Exercise – Going through the material below, please gather all lines with the word "name" in them.

[Dataset rows]

============

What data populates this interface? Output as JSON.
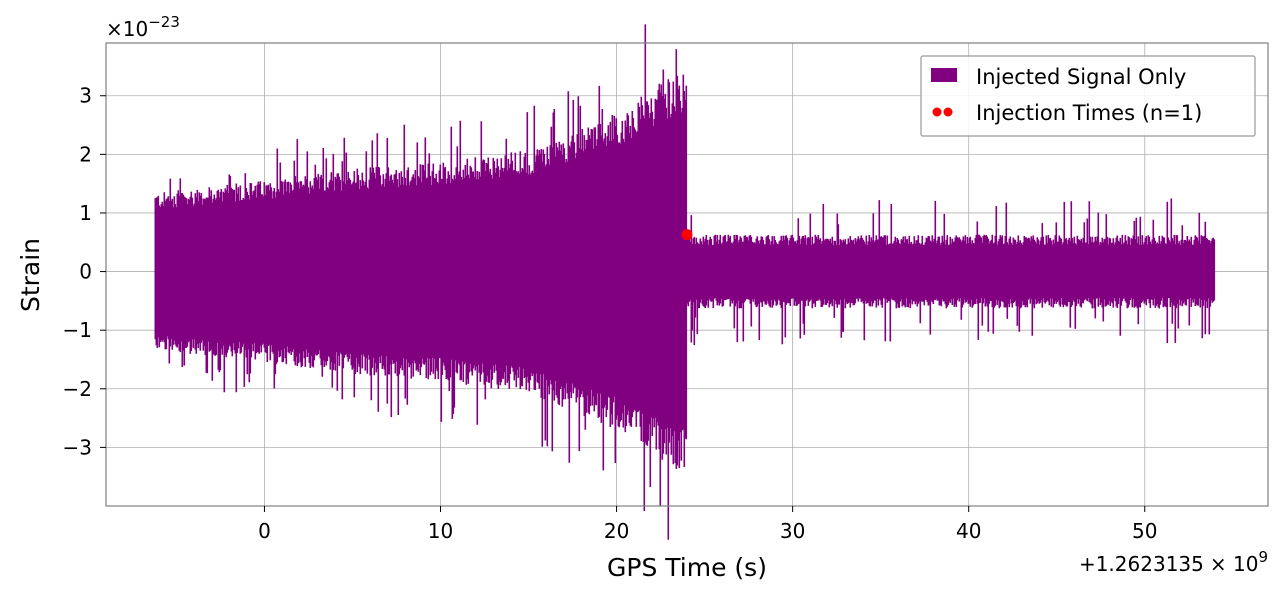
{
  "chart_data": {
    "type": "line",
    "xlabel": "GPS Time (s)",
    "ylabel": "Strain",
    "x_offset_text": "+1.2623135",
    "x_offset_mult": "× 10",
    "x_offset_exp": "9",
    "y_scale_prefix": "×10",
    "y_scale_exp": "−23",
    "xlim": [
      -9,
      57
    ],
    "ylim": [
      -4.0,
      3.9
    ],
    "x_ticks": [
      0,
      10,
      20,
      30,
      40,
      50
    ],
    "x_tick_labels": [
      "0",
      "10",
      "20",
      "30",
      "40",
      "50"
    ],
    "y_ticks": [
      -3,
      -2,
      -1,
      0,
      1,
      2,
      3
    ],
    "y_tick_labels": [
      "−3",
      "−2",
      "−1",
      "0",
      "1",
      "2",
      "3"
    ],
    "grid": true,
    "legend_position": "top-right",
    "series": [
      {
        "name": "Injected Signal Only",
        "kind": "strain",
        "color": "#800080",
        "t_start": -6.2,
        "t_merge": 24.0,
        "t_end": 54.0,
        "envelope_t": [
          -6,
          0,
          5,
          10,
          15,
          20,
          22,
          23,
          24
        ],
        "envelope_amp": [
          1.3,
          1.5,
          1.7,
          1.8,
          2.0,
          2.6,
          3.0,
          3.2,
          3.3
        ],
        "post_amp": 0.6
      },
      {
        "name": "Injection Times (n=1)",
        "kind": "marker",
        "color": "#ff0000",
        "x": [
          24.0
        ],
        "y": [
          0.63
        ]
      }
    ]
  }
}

============

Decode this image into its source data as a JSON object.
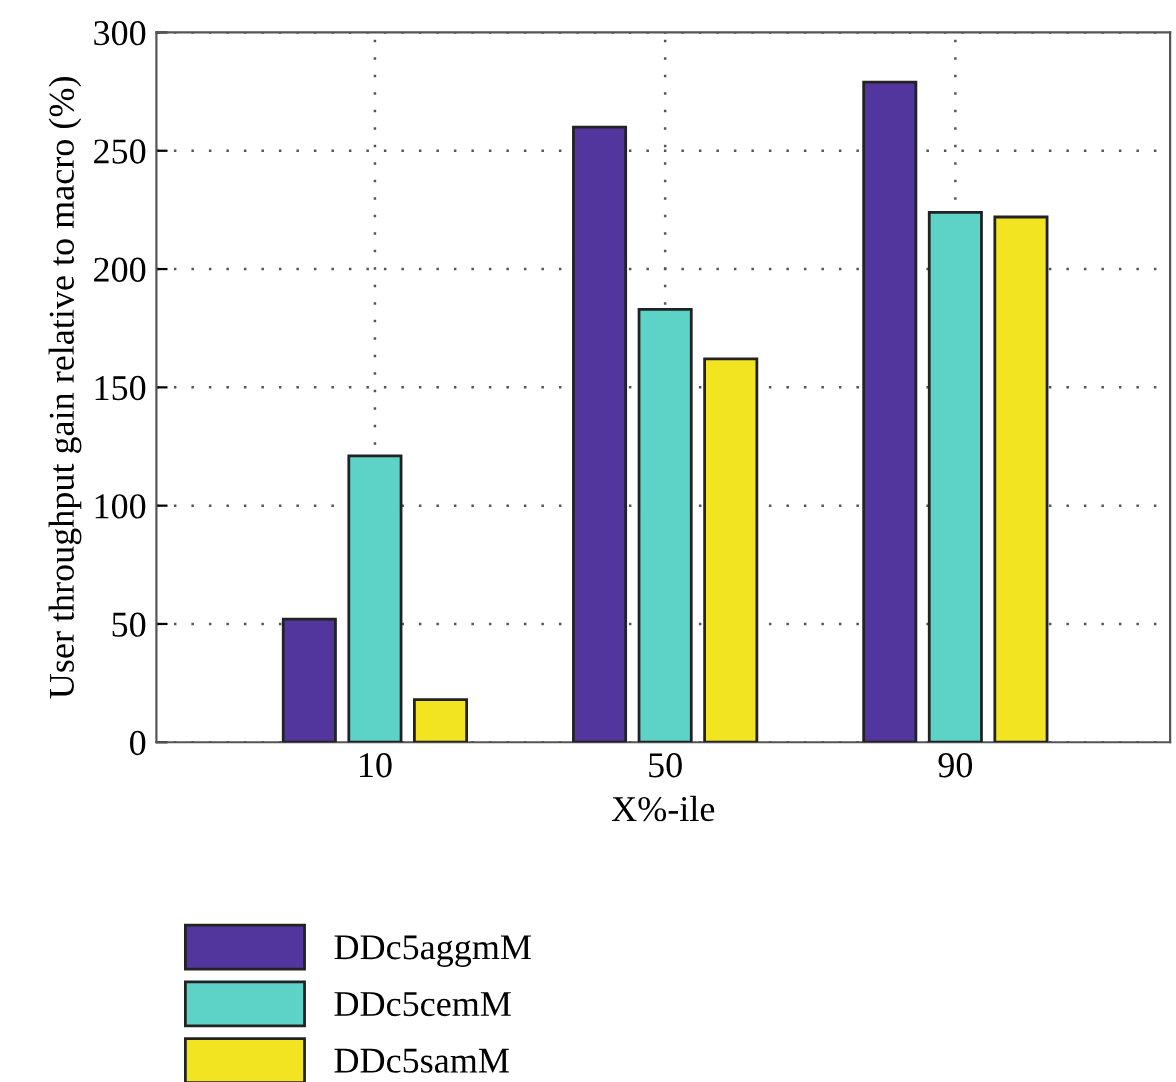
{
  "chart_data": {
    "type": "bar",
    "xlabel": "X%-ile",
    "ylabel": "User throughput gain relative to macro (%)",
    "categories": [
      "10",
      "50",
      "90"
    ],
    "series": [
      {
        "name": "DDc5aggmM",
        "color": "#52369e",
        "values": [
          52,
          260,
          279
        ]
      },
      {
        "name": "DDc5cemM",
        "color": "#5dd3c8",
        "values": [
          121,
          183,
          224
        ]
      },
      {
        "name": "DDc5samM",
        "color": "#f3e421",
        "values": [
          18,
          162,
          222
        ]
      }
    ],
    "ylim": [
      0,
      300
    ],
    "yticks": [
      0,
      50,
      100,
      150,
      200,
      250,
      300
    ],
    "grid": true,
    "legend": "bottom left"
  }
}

============

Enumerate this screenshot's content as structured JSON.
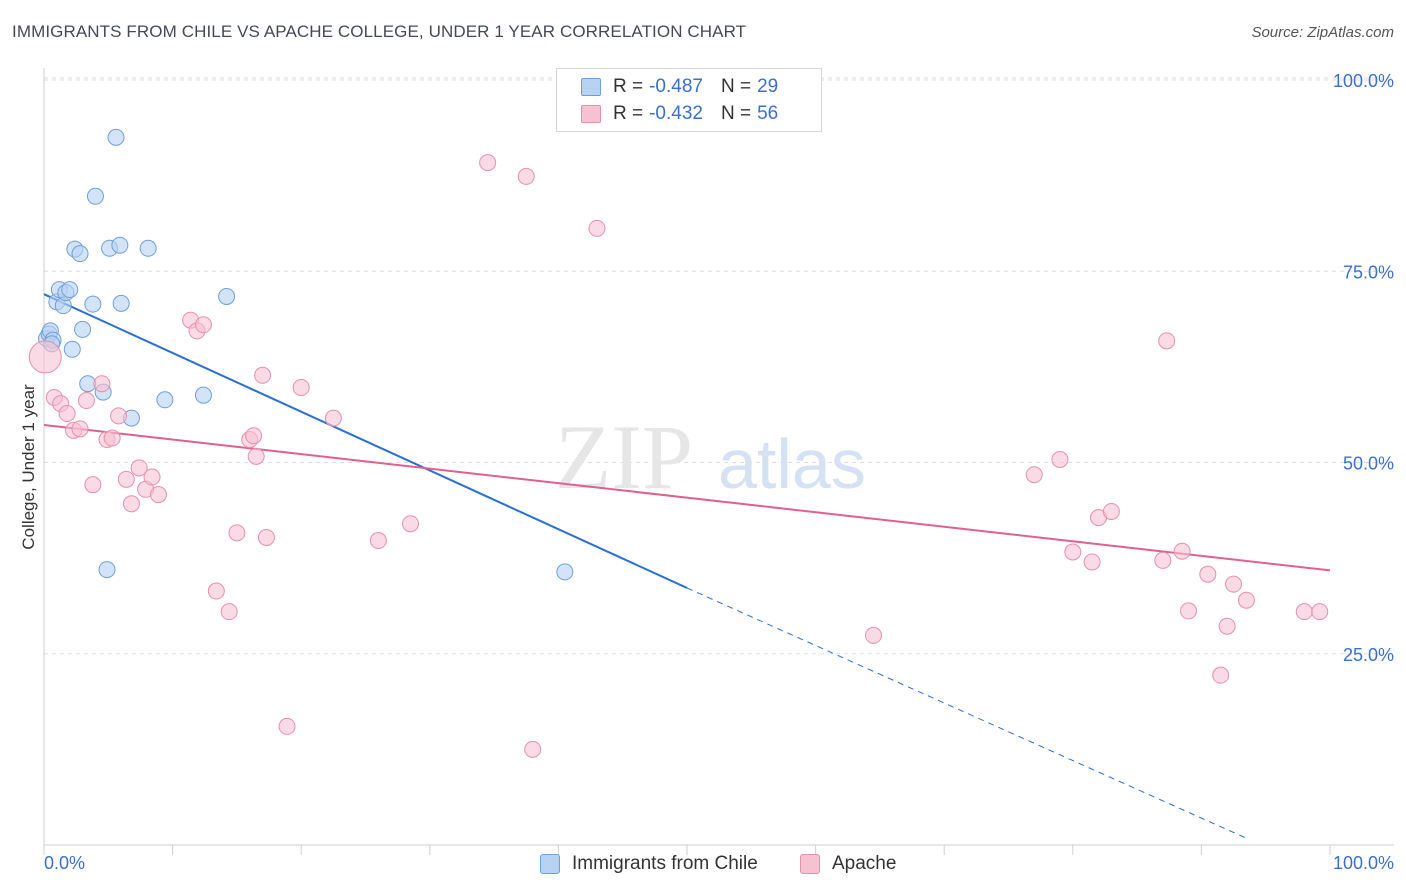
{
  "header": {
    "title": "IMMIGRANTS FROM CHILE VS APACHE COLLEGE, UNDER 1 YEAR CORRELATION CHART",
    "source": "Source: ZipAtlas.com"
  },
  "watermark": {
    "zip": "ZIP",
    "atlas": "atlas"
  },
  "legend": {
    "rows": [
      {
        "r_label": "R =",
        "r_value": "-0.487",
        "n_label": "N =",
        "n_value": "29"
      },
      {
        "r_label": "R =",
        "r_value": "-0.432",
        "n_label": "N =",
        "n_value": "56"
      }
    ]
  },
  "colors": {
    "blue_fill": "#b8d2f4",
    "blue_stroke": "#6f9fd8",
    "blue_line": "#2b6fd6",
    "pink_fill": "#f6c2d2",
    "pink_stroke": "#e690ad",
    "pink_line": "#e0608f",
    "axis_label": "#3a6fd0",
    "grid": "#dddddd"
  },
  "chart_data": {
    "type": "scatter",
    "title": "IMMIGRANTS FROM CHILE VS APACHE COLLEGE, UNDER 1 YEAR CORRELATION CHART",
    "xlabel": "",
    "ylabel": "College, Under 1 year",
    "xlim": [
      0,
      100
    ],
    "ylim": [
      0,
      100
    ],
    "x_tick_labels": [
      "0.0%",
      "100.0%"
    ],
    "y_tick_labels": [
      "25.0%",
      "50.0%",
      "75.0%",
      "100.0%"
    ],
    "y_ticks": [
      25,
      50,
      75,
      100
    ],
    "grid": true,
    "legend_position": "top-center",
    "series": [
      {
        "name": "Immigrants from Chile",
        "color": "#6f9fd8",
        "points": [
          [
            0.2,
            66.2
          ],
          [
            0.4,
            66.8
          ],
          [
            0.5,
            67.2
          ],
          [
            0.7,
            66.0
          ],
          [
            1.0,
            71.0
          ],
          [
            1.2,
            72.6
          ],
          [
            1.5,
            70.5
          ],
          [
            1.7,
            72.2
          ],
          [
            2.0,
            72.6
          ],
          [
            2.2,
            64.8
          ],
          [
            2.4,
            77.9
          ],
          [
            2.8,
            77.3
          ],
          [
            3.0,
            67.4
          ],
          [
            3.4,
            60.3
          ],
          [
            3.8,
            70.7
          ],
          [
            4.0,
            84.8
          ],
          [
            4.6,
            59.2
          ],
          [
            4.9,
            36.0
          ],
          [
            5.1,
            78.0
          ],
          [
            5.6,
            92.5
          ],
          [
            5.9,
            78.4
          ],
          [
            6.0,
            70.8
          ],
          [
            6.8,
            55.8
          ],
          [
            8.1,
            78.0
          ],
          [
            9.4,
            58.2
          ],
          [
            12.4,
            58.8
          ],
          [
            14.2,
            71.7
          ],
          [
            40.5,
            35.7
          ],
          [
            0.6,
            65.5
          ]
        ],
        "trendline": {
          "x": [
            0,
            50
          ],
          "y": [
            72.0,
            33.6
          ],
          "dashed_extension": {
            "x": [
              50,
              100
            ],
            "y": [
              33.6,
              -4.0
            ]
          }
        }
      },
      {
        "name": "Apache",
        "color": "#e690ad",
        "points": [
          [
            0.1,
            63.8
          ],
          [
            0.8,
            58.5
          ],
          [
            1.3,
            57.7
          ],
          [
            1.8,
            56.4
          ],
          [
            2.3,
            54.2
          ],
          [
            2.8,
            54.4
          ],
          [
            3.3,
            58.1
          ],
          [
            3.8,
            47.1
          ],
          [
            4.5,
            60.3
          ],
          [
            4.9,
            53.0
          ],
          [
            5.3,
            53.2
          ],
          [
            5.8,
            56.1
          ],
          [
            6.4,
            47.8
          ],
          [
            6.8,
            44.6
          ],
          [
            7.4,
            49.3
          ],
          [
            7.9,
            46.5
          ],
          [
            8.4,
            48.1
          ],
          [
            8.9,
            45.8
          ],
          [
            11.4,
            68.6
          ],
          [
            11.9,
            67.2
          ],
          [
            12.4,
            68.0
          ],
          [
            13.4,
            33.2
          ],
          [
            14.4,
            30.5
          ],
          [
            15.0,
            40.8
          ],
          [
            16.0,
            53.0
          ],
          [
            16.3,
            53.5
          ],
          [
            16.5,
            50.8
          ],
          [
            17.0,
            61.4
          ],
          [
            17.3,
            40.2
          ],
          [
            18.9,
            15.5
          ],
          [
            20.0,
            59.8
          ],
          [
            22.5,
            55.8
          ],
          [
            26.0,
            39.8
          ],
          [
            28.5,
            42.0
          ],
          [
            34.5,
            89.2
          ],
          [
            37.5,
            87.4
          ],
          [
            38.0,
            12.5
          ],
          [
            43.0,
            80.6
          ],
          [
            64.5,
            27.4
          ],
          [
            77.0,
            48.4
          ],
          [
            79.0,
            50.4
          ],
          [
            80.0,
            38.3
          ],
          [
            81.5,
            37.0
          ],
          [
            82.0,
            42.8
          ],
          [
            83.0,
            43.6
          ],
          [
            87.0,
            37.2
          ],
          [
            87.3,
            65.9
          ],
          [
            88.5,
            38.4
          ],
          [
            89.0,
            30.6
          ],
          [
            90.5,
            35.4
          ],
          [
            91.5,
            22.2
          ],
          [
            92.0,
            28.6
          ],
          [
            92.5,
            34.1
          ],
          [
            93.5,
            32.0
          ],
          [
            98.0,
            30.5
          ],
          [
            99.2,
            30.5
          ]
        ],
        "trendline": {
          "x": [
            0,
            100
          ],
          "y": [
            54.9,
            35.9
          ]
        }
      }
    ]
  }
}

============

The response –
        "name": "Injected Signal Only",
        "name": "Injection Times (n=1)",
        "name": "DDc5aggmM",
        "name": "DDc5cemM",
        "name": "DDc5samM",
        "name": "Immigrants from Chile",
        "name": "Apache",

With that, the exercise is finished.